-------- Data records --------

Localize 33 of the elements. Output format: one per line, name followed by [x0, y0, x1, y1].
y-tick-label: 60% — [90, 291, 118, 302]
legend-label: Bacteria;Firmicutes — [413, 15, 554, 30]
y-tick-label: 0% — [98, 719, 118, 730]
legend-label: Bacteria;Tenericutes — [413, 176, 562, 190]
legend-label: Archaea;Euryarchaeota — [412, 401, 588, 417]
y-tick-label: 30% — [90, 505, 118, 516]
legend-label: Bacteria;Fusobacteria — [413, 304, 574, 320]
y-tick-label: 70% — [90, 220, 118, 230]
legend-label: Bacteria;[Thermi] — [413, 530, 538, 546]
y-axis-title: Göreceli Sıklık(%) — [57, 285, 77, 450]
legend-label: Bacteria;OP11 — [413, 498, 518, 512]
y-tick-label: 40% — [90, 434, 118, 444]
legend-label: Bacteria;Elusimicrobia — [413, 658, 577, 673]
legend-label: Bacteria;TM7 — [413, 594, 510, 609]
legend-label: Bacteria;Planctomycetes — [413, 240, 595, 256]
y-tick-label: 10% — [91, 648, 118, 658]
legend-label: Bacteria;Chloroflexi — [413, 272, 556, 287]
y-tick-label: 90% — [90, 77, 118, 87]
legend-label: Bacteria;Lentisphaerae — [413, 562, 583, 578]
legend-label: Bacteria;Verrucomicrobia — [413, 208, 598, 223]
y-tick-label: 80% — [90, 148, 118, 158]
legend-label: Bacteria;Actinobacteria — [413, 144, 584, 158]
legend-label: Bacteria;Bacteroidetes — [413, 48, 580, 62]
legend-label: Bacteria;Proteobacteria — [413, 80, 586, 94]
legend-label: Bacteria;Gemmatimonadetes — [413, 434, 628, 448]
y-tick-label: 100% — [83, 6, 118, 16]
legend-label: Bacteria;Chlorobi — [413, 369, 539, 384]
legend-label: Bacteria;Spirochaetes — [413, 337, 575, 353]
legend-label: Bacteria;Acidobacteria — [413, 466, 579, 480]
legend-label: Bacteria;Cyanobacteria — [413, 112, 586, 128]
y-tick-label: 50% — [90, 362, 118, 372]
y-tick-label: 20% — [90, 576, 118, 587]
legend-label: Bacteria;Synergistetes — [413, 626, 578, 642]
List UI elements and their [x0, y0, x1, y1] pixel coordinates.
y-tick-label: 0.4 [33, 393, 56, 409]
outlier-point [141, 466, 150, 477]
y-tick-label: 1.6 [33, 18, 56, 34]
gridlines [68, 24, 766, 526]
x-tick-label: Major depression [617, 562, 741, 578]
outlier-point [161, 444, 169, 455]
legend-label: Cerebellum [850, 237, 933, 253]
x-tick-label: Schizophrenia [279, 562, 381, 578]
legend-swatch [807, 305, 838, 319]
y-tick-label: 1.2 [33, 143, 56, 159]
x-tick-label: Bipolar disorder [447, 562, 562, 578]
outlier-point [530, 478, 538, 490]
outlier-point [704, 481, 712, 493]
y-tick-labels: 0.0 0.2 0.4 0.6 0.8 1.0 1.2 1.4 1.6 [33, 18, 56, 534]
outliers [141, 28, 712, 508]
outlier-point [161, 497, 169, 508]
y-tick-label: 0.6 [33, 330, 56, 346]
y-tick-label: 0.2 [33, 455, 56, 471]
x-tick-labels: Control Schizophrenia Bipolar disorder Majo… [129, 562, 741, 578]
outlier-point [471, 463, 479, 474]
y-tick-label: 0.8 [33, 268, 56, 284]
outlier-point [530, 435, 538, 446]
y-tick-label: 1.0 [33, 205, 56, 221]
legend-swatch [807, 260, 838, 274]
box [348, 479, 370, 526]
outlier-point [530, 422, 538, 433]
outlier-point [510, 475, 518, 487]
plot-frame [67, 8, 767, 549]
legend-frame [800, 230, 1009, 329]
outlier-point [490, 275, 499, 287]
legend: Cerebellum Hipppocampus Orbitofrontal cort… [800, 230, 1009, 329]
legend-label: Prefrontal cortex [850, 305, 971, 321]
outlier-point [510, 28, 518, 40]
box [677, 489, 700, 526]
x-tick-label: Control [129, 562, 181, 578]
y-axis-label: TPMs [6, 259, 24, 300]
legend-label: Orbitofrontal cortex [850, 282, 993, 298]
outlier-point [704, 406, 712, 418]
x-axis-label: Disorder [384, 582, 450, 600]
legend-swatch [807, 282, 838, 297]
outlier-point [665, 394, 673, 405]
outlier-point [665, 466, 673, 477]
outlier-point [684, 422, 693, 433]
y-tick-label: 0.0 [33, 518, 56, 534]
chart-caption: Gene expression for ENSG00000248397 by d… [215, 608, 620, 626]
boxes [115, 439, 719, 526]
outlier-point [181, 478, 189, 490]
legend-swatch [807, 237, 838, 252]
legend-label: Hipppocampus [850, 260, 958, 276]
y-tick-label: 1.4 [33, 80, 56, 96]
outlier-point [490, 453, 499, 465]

--------

**Assignment**
Return every line above exactly as it stands.

**Solution to the exercise**
Localize 33 of the elements. Output format: one per line, name followed by [x0, y0, x1, y1].
y-tick-label: 60% — [90, 291, 118, 302]
legend-label: Bacteria;Firmicutes — [413, 15, 554, 30]
y-tick-label: 0% — [98, 719, 118, 730]
legend-label: Bacteria;Tenericutes — [413, 176, 562, 190]
legend-label: Archaea;Euryarchaeota — [412, 401, 588, 417]
y-tick-label: 30% — [90, 505, 118, 516]
legend-label: Bacteria;Fusobacteria — [413, 304, 574, 320]
y-tick-label: 70% — [90, 220, 118, 230]
legend-label: Bacteria;[Thermi] — [413, 530, 538, 546]
y-axis-title: Göreceli Sıklık(%) — [57, 285, 77, 450]
legend-label: Bacteria;OP11 — [413, 498, 518, 512]
y-tick-label: 40% — [90, 434, 118, 444]
legend-label: Bacteria;Elusimicrobia — [413, 658, 577, 673]
legend-label: Bacteria;TM7 — [413, 594, 510, 609]
legend-label: Bacteria;Planctomycetes — [413, 240, 595, 256]
y-tick-label: 10% — [91, 648, 118, 658]
legend-label: Bacteria;Chloroflexi — [413, 272, 556, 287]
y-tick-label: 90% — [90, 77, 118, 87]
legend-label: Bacteria;Lentisphaerae — [413, 562, 583, 578]
legend-label: Bacteria;Verrucomicrobia — [413, 208, 598, 223]
y-tick-label: 80% — [90, 148, 118, 158]
legend-label: Bacteria;Actinobacteria — [413, 144, 584, 158]
legend-label: Bacteria;Bacteroidetes — [413, 48, 580, 62]
legend-label: Bacteria;Proteobacteria — [413, 80, 586, 94]
legend-label: Bacteria;Gemmatimonadetes — [413, 434, 628, 448]
y-tick-label: 100% — [83, 6, 118, 16]
legend-label: Bacteria;Chlorobi — [413, 369, 539, 384]
legend-label: Bacteria;Spirochaetes — [413, 337, 575, 353]
legend-label: Bacteria;Acidobacteria — [413, 466, 579, 480]
legend-label: Bacteria;Cyanobacteria — [413, 112, 586, 128]
y-tick-label: 50% — [90, 362, 118, 372]
y-tick-label: 20% — [90, 576, 118, 587]
legend-label: Bacteria;Synergistetes — [413, 626, 578, 642]
List UI elements and their [x0, y0, x1, y1] pixel coordinates.
y-tick-label: 0.4 [33, 393, 56, 409]
outlier-point [141, 466, 150, 477]
y-tick-label: 1.6 [33, 18, 56, 34]
gridlines [68, 24, 766, 526]
x-tick-label: Major depression [617, 562, 741, 578]
outlier-point [161, 444, 169, 455]
legend-label: Cerebellum [850, 237, 933, 253]
x-tick-label: Schizophrenia [279, 562, 381, 578]
legend-swatch [807, 305, 838, 319]
y-tick-label: 1.2 [33, 143, 56, 159]
x-tick-label: Bipolar disorder [447, 562, 562, 578]
outlier-point [530, 478, 538, 490]
outlier-point [704, 481, 712, 493]
y-tick-labels: 0.0 0.2 0.4 0.6 0.8 1.0 1.2 1.4 1.6 [33, 18, 56, 534]
outliers [141, 28, 712, 508]
outlier-point [161, 497, 169, 508]
y-tick-label: 0.6 [33, 330, 56, 346]
y-tick-label: 0.2 [33, 455, 56, 471]
x-tick-labels: Control Schizophrenia Bipolar disorder Majo… [129, 562, 741, 578]
outlier-point [471, 463, 479, 474]
y-tick-label: 0.8 [33, 268, 56, 284]
outlier-point [530, 435, 538, 446]
y-tick-label: 1.0 [33, 205, 56, 221]
legend-swatch [807, 260, 838, 274]
box [348, 479, 370, 526]
outlier-point [530, 422, 538, 433]
outlier-point [510, 475, 518, 487]
plot-frame [67, 8, 767, 549]
legend-frame [800, 230, 1009, 329]
outlier-point [490, 275, 499, 287]
legend: Cerebellum Hipppocampus Orbitofrontal cort… [800, 230, 1009, 329]
legend-label: Prefrontal cortex [850, 305, 971, 321]
outlier-point [510, 28, 518, 40]
box [677, 489, 700, 526]
x-tick-label: Control [129, 562, 181, 578]
y-axis-label: TPMs [6, 259, 24, 300]
legend-label: Orbitofrontal cortex [850, 282, 993, 298]
outlier-point [704, 406, 712, 418]
x-axis-label: Disorder [384, 582, 450, 600]
legend-swatch [807, 282, 838, 297]
outlier-point [665, 394, 673, 405]
outlier-point [665, 466, 673, 477]
outlier-point [684, 422, 693, 433]
y-tick-label: 0.0 [33, 518, 56, 534]
chart-caption: Gene expression for ENSG00000248397 by d… [215, 608, 620, 626]
boxes [115, 439, 719, 526]
outlier-point [181, 478, 189, 490]
legend-swatch [807, 237, 838, 252]
legend-label: Hipppocampus [850, 260, 958, 276]
y-tick-label: 1.4 [33, 80, 56, 96]
outlier-point [490, 453, 499, 465]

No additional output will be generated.